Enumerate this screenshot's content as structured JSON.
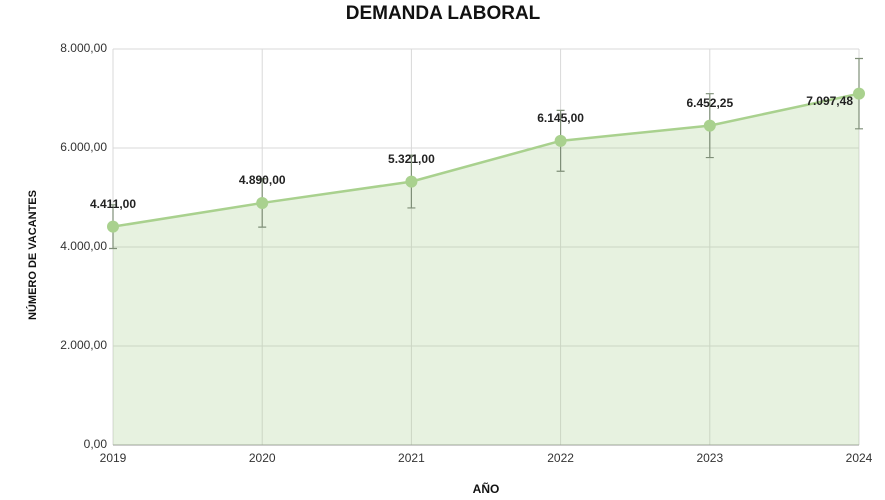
{
  "chart_data": {
    "type": "area",
    "title": "DEMANDA LABORAL",
    "x_label": "AÑO",
    "y_label": "NÚMERO DE VACANTES",
    "x": [
      2019,
      2020,
      2021,
      2022,
      2023,
      2024
    ],
    "xlim": [
      2019,
      2024
    ],
    "xticks": [
      2019,
      2020,
      2021,
      2022,
      2023,
      2024
    ],
    "ylim": [
      0,
      8000
    ],
    "yticks": [
      {
        "value": 0,
        "label": "0,00"
      },
      {
        "value": 2000,
        "label": "2.000,00"
      },
      {
        "value": 4000,
        "label": "4.000,00"
      },
      {
        "value": 6000,
        "label": "6.000,00"
      },
      {
        "value": 8000,
        "label": "8.000,00"
      }
    ],
    "grid": true,
    "series": [
      {
        "color": "#a9d18e",
        "values": [
          4411,
          4890,
          5321,
          6145,
          6452.25,
          7097.48
        ],
        "value_labels": [
          "4.411,00",
          "4.890,00",
          "5.321,00",
          "6.145,00",
          "6.452,25",
          "7.097,48"
        ],
        "errors": [
          441,
          489,
          532,
          615,
          645,
          710
        ]
      }
    ]
  }
}
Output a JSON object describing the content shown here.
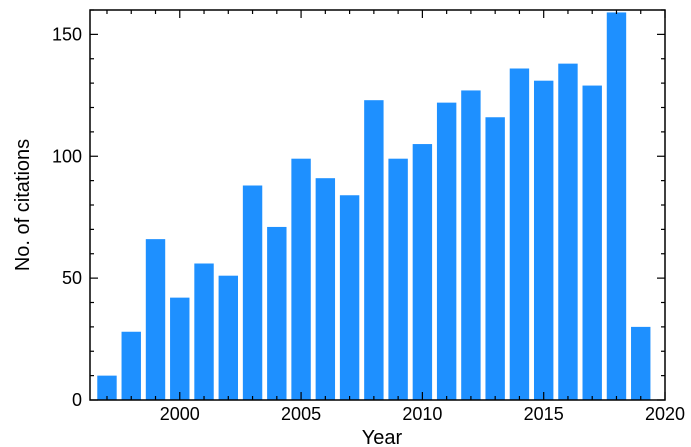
{
  "chart_data": {
    "type": "bar",
    "xlabel": "Year",
    "ylabel": "No. of citations",
    "xlim": [
      1996.3,
      2020
    ],
    "ylim": [
      0,
      160
    ],
    "x_major_ticks": [
      "2000",
      "2005",
      "2010",
      "2015",
      "2020"
    ],
    "y_major_ticks": [
      "0",
      "50",
      "100",
      "150"
    ],
    "grid": false,
    "tick_direction": "in",
    "mirror_ticks": true,
    "bar_color": "#1e90ff",
    "bars": [
      {
        "year": 1997,
        "value": 10
      },
      {
        "year": 1998,
        "value": 28
      },
      {
        "year": 1999,
        "value": 66
      },
      {
        "year": 2000,
        "value": 42
      },
      {
        "year": 2001,
        "value": 56
      },
      {
        "year": 2002,
        "value": 51
      },
      {
        "year": 2003,
        "value": 88
      },
      {
        "year": 2004,
        "value": 71
      },
      {
        "year": 2005,
        "value": 99
      },
      {
        "year": 2006,
        "value": 91
      },
      {
        "year": 2007,
        "value": 84
      },
      {
        "year": 2008,
        "value": 123
      },
      {
        "year": 2009,
        "value": 99
      },
      {
        "year": 2010,
        "value": 105
      },
      {
        "year": 2011,
        "value": 122
      },
      {
        "year": 2012,
        "value": 127
      },
      {
        "year": 2013,
        "value": 116
      },
      {
        "year": 2014,
        "value": 136
      },
      {
        "year": 2015,
        "value": 131
      },
      {
        "year": 2016,
        "value": 138
      },
      {
        "year": 2017,
        "value": 129
      },
      {
        "year": 2018,
        "value": 159
      },
      {
        "year": 2019,
        "value": 30
      }
    ]
  }
}
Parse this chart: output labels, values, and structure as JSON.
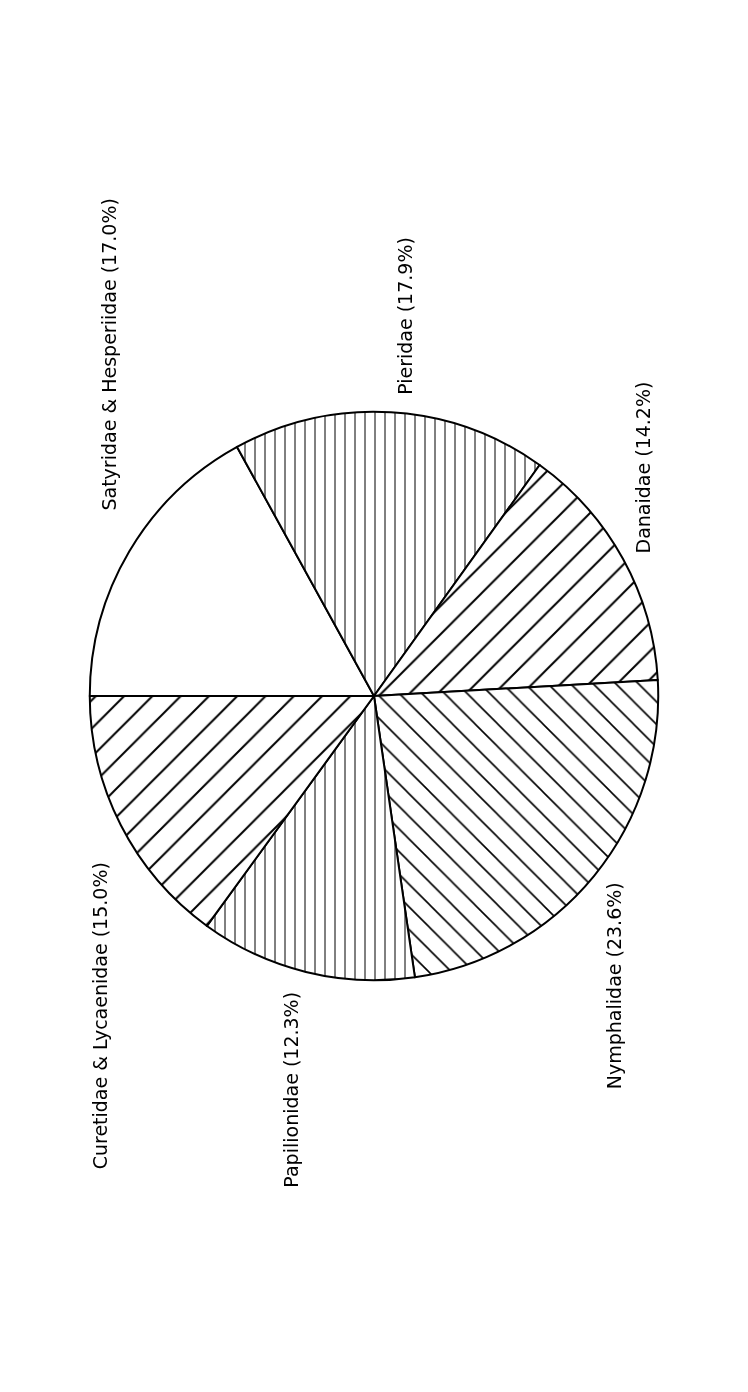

○ ○ ○ ○ ○

#### Aim:
Output a faithful copy of the data, with each picture left out.

#### Expected answer:
Enumerate this screenshot's content as structured JSON.
{
  "chart_data": {
    "type": "area",
    "title": "DEMANDA LABORAL",
    "x_label": "AÑO",
    "y_label": "NÚMERO DE VACANTES",
    "x": [
      2019,
      2020,
      2021,
      2022,
      2023,
      2024
    ],
    "xlim": [
      2019,
      2024
    ],
    "xticks": [
      2019,
      2020,
      2021,
      2022,
      2023,
      2024
    ],
    "ylim": [
      0,
      8000
    ],
    "yticks": [
      {
        "value": 0,
        "label": "0,00"
      },
      {
        "value": 2000,
        "label": "2.000,00"
      },
      {
        "value": 4000,
        "label": "4.000,00"
      },
      {
        "value": 6000,
        "label": "6.000,00"
      },
      {
        "value": 8000,
        "label": "8.000,00"
      }
    ],
    "grid": true,
    "series": [
      {
        "color": "#a9d18e",
        "values": [
          4411,
          4890,
          5321,
          6145,
          6452.25,
          7097.48
        ],
        "value_labels": [
          "4.411,00",
          "4.890,00",
          "5.321,00",
          "6.145,00",
          "6.452,25",
          "7.097,48"
        ],
        "errors": [
          441,
          489,
          532,
          615,
          645,
          710
        ]
      }
    ]
  }
}
Output a JSON object describing the content shown here.
{
  "chart_data": {
    "type": "bar",
    "xlabel": "Year",
    "ylabel": "No. of citations",
    "xlim": [
      1996.3,
      2020
    ],
    "ylim": [
      0,
      160
    ],
    "x_major_ticks": [
      "2000",
      "2005",
      "2010",
      "2015",
      "2020"
    ],
    "y_major_ticks": [
      "0",
      "50",
      "100",
      "150"
    ],
    "grid": false,
    "tick_direction": "in",
    "mirror_ticks": true,
    "bar_color": "#1e90ff",
    "bars": [
      {
        "year": 1997,
        "value": 10
      },
      {
        "year": 1998,
        "value": 28
      },
      {
        "year": 1999,
        "value": 66
      },
      {
        "year": 2000,
        "value": 42
      },
      {
        "year": 2001,
        "value": 56
      },
      {
        "year": 2002,
        "value": 51
      },
      {
        "year": 2003,
        "value": 88
      },
      {
        "year": 2004,
        "value": 71
      },
      {
        "year": 2005,
        "value": 99
      },
      {
        "year": 2006,
        "value": 91
      },
      {
        "year": 2007,
        "value": 84
      },
      {
        "year": 2008,
        "value": 123
      },
      {
        "year": 2009,
        "value": 99
      },
      {
        "year": 2010,
        "value": 105
      },
      {
        "year": 2011,
        "value": 122
      },
      {
        "year": 2012,
        "value": 127
      },
      {
        "year": 2013,
        "value": 116
      },
      {
        "year": 2014,
        "value": 136
      },
      {
        "year": 2015,
        "value": 131
      },
      {
        "year": 2016,
        "value": 138
      },
      {
        "year": 2017,
        "value": 129
      },
      {
        "year": 2018,
        "value": 159
      },
      {
        "year": 2019,
        "value": 30
      }
    ]
  }
}
Parse this chart: output labels, values, and structure as JSON.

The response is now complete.